» **Required task**
Take every line that has the string "structured" and copy it out.

» **Records for the task**
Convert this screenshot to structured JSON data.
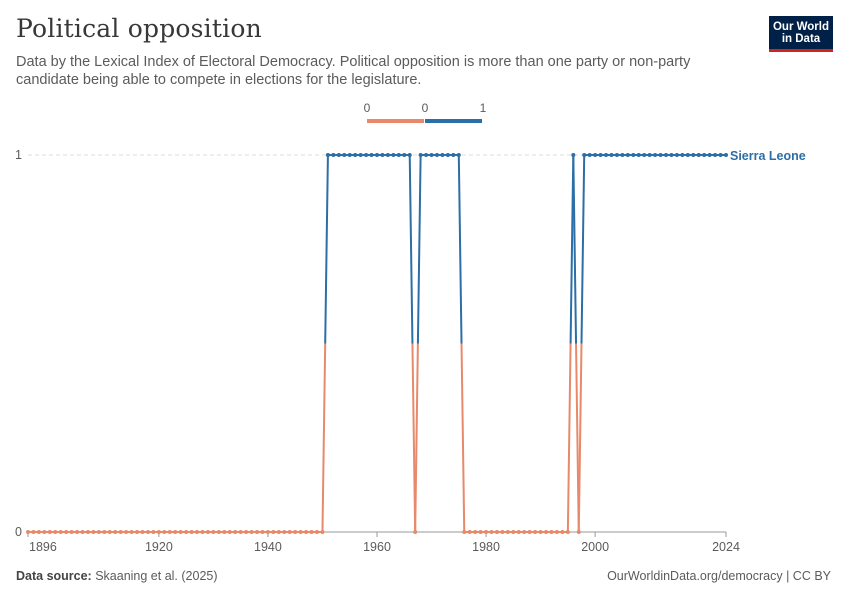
{
  "header": {
    "title": "Political opposition",
    "subtitle": "Data by the Lexical Index of Electoral Democracy. Political opposition is more than one party or non-party candidate being able to compete in elections for the legislature."
  },
  "logo": {
    "line1": "Our World",
    "line2": "in Data"
  },
  "footer": {
    "source_label": "Data source:",
    "source_text": " Skaaning et al. (2025)",
    "url_text": "OurWorldinData.org/democracy | CC BY"
  },
  "colors": {
    "zero": "#e8896a",
    "one": "#2c6ea6",
    "grid": "#dddddd",
    "axis": "#999999"
  },
  "chart_data": {
    "type": "line",
    "title": "Political opposition",
    "series_name": "Sierra Leone",
    "legend": {
      "bins": [
        "0",
        "0",
        "1"
      ],
      "colors": [
        "#e8896a",
        "#2c6ea6"
      ]
    },
    "x_ticks": [
      "1896",
      "1920",
      "1940",
      "1960",
      "1980",
      "2000",
      "2024"
    ],
    "y_ticks": [
      "0",
      "1"
    ],
    "xlim": [
      1896,
      2024
    ],
    "ylim": [
      0,
      1
    ],
    "ones_periods": [
      [
        1951,
        1966
      ],
      [
        1968,
        1975
      ],
      [
        1996,
        1996
      ],
      [
        1998,
        2024
      ]
    ],
    "series_start": 1896,
    "series_end": 2024
  }
}
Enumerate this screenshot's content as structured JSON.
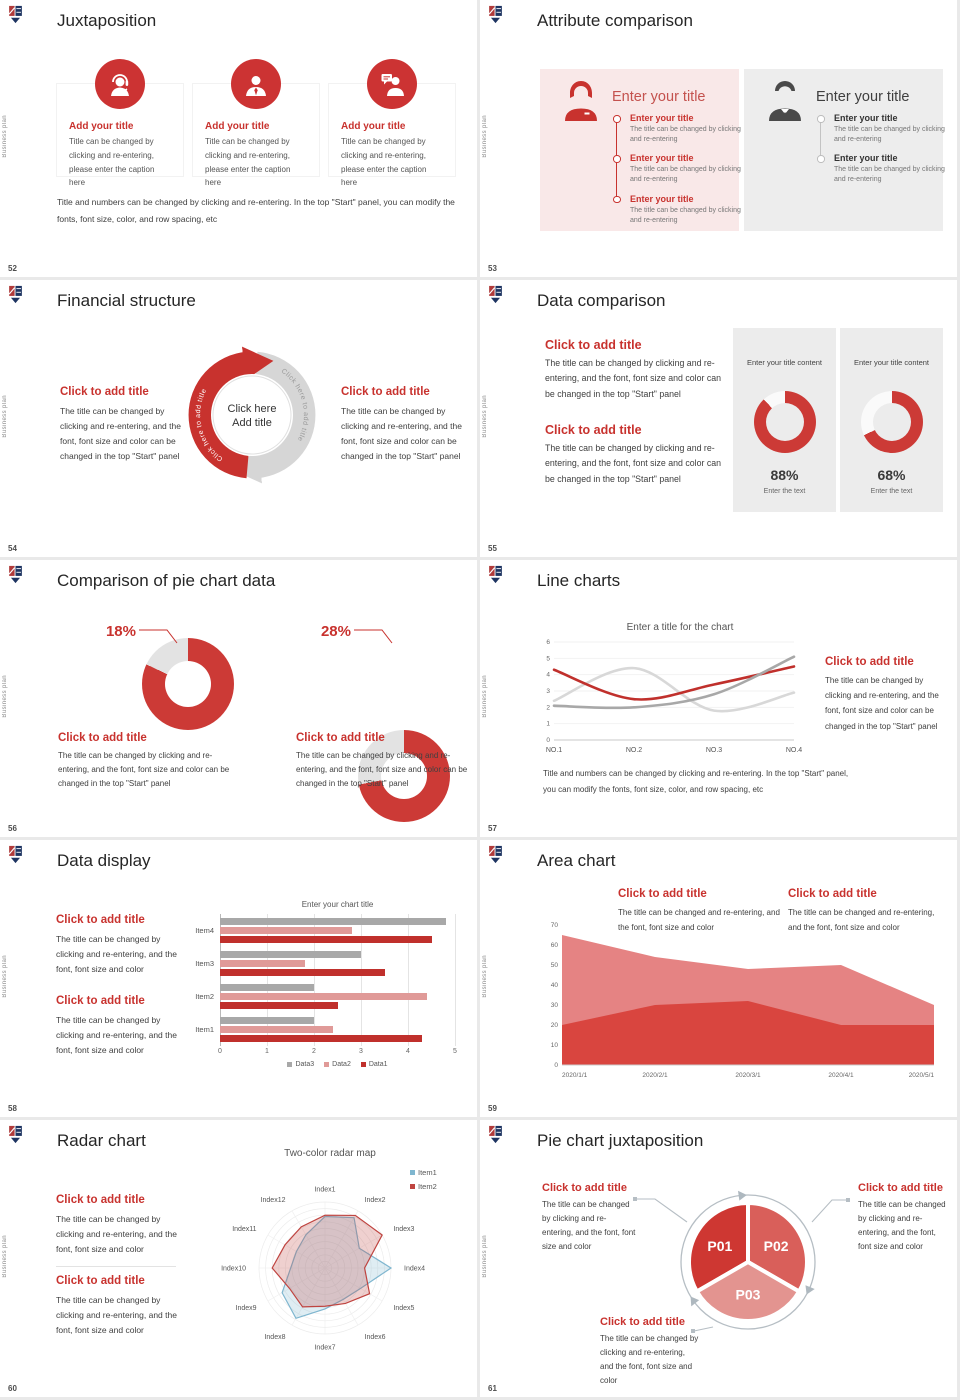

» **Answer to this task**
Convert this screenshot to structured JSON data.
Enumerate this screenshot's content as structured JSON.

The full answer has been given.